GOAL OF THE EXERCISE: Only the number is wanted: how many lines of the data contain "TradingView"?

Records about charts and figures

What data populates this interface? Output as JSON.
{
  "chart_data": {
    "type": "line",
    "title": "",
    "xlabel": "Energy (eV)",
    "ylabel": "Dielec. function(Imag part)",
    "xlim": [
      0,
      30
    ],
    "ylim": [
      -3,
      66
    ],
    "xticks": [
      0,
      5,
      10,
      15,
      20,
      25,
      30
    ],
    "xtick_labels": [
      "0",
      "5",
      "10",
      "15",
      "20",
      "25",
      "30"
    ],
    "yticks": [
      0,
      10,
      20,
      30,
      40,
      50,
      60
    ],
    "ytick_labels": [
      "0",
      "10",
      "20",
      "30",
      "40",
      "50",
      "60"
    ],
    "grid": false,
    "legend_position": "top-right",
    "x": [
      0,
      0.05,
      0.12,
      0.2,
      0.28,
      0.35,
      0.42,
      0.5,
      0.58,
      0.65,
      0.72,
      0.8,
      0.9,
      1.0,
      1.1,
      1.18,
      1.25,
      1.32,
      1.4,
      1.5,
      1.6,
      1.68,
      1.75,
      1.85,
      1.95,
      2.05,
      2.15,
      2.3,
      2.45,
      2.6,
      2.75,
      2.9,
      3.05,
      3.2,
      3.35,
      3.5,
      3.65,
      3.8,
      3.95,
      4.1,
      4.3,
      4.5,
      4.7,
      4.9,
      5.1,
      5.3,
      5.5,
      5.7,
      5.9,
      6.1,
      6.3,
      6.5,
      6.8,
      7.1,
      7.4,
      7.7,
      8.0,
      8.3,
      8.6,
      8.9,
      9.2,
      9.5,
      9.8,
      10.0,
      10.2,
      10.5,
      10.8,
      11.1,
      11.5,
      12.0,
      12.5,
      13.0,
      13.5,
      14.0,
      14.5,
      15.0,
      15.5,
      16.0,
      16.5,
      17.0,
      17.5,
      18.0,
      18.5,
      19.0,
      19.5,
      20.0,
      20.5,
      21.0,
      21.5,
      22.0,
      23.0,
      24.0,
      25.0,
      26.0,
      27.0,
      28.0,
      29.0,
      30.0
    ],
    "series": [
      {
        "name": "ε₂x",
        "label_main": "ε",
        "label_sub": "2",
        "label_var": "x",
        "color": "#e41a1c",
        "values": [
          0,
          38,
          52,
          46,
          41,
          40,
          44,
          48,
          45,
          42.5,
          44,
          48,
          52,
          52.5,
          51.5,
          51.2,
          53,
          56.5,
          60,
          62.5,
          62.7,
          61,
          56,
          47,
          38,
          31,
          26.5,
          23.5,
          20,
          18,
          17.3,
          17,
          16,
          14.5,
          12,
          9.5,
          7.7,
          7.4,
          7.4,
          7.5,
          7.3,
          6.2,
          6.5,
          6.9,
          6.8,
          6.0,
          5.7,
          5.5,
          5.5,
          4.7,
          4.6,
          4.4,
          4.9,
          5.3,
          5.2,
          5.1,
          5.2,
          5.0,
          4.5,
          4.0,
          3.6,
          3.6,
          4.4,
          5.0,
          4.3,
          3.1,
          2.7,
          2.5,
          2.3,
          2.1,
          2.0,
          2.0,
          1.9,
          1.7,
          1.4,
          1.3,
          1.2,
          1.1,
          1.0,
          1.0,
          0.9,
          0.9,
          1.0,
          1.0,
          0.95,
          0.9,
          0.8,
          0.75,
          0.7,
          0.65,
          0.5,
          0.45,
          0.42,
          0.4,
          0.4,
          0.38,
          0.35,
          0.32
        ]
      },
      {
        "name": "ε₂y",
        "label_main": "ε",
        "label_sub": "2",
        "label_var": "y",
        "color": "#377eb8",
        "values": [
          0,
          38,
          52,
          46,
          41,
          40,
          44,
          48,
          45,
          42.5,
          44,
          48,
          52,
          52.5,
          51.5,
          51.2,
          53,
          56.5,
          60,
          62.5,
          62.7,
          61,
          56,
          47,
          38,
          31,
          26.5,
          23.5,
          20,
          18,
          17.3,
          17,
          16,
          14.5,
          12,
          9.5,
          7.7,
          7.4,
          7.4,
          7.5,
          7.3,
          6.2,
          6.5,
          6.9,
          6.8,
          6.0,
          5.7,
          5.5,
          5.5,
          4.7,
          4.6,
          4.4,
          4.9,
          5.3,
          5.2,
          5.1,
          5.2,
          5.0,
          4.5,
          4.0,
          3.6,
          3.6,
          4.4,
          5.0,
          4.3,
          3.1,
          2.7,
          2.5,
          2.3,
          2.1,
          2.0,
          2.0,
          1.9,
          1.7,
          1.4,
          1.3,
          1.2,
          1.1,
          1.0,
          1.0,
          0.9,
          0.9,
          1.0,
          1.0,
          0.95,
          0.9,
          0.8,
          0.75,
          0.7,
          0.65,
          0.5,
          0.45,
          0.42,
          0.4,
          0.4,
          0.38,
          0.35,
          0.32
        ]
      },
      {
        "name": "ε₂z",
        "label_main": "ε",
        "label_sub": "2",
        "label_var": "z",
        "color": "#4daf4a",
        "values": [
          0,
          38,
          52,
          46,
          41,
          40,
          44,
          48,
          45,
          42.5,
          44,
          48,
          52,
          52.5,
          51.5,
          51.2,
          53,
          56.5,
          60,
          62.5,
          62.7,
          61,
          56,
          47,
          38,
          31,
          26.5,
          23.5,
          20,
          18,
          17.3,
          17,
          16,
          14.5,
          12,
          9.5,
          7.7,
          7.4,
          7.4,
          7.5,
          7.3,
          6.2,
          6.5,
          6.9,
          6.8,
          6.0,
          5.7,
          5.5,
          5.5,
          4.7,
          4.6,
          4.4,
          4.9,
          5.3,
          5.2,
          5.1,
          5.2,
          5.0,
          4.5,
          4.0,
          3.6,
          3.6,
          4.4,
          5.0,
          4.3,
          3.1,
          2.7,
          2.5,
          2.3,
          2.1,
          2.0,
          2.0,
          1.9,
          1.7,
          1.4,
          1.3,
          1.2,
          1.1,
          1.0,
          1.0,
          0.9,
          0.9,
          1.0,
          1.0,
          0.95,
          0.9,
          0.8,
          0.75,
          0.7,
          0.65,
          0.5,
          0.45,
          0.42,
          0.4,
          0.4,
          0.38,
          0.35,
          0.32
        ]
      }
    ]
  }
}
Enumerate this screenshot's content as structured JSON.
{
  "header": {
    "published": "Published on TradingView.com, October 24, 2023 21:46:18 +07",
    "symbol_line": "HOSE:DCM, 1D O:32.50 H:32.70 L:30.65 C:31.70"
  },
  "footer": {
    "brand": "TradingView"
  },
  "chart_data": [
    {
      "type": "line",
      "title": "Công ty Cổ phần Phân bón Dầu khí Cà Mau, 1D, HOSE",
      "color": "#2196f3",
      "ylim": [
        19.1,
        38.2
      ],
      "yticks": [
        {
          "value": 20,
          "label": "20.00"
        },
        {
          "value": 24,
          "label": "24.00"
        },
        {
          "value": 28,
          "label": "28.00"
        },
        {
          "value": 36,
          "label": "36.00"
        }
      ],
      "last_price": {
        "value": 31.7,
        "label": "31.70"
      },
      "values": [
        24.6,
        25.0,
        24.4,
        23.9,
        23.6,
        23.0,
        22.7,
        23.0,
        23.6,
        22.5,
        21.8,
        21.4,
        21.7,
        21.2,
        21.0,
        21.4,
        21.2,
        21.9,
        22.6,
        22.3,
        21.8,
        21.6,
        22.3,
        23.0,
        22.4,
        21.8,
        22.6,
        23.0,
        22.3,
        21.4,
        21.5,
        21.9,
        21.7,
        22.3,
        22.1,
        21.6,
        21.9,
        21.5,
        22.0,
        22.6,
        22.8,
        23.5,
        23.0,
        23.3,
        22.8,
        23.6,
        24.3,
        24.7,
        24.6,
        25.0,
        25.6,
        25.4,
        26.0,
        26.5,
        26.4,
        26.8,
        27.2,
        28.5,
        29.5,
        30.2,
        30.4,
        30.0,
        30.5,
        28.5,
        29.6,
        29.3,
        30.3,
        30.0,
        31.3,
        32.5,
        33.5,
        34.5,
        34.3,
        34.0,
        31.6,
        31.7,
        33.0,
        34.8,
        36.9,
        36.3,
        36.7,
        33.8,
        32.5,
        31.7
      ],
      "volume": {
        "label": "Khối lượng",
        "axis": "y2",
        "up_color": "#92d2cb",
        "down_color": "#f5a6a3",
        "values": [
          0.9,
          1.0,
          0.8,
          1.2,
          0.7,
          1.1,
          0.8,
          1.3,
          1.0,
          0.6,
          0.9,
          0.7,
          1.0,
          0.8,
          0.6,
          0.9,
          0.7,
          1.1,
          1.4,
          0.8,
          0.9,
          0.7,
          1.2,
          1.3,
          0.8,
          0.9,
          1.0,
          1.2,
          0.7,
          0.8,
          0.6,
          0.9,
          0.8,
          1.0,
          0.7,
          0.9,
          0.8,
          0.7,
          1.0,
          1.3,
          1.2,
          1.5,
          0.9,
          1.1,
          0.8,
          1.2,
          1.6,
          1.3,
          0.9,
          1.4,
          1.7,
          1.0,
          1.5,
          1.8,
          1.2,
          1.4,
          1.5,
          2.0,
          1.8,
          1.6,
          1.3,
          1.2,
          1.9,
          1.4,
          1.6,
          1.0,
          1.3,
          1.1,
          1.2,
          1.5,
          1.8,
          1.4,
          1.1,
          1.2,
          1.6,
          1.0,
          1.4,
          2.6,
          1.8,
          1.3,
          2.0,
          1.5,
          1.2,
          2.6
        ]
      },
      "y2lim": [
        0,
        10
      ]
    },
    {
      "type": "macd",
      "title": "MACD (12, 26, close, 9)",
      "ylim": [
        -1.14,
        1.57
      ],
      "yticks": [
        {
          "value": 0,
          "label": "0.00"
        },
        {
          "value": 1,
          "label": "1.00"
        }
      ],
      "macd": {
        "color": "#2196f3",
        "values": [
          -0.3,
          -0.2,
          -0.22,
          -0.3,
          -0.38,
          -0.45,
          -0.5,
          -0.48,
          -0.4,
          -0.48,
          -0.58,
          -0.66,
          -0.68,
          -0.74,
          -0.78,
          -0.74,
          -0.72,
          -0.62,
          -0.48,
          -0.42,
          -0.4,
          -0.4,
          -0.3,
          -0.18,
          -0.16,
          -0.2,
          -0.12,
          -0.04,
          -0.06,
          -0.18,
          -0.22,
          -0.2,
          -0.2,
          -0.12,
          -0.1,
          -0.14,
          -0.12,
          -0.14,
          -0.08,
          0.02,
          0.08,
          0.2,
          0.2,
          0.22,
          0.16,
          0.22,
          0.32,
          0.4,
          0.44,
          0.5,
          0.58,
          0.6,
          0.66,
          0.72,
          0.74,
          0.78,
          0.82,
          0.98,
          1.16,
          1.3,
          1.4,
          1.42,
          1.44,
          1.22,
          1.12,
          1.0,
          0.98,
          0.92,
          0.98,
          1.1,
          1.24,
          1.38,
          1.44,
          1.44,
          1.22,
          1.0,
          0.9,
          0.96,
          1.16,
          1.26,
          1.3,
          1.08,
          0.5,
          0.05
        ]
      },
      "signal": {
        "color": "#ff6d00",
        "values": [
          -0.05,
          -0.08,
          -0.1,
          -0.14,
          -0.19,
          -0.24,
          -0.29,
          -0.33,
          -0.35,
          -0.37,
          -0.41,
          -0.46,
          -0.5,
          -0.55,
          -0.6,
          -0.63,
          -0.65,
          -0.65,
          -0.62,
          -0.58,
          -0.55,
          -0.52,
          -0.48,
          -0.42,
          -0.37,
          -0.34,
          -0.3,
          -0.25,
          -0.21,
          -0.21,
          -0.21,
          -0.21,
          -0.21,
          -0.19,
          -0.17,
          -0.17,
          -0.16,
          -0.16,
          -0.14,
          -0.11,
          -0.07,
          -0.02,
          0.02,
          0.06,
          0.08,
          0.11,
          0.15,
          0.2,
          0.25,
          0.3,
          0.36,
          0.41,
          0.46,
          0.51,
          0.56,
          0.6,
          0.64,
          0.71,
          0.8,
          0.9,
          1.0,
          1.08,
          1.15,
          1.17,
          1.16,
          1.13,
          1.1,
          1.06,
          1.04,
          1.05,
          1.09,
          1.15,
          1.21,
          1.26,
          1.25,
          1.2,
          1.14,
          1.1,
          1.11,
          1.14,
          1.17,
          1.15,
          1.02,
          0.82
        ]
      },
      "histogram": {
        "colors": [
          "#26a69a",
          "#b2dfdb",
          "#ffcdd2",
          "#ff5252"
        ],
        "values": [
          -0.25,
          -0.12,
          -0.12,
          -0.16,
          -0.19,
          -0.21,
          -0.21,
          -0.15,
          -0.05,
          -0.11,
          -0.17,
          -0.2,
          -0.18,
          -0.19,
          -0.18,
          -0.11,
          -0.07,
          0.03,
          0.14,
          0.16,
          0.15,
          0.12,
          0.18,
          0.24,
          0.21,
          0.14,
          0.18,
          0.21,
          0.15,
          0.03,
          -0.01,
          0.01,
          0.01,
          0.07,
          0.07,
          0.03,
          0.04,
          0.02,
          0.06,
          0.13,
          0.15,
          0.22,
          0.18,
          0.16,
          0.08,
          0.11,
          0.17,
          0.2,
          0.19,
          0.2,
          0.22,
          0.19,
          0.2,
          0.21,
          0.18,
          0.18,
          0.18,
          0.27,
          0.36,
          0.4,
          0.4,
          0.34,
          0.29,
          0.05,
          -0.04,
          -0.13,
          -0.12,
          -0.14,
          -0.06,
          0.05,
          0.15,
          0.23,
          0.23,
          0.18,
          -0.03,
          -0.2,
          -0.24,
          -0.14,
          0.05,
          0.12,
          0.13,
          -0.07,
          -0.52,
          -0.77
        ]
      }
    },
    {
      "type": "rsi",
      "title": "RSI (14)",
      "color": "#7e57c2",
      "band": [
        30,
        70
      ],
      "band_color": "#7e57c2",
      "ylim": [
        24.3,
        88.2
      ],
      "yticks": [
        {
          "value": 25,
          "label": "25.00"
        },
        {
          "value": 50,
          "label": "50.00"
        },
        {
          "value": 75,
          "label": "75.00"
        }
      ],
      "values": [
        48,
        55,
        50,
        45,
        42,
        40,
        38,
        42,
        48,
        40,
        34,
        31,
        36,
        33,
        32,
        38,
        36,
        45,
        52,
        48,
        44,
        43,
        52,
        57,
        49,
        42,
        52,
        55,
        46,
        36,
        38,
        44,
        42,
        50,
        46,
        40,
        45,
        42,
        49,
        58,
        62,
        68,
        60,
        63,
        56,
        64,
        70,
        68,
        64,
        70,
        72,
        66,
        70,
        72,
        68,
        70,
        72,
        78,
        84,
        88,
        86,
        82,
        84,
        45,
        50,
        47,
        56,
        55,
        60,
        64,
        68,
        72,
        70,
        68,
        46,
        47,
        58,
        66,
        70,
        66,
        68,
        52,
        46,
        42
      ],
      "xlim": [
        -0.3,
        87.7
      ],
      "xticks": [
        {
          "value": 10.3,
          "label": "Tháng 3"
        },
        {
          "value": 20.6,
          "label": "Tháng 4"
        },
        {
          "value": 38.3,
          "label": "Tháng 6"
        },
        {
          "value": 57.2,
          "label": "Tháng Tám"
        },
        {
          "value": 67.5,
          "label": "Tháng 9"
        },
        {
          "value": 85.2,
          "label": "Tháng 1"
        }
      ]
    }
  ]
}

RESPONSE FOR THIS EXERCISE: 2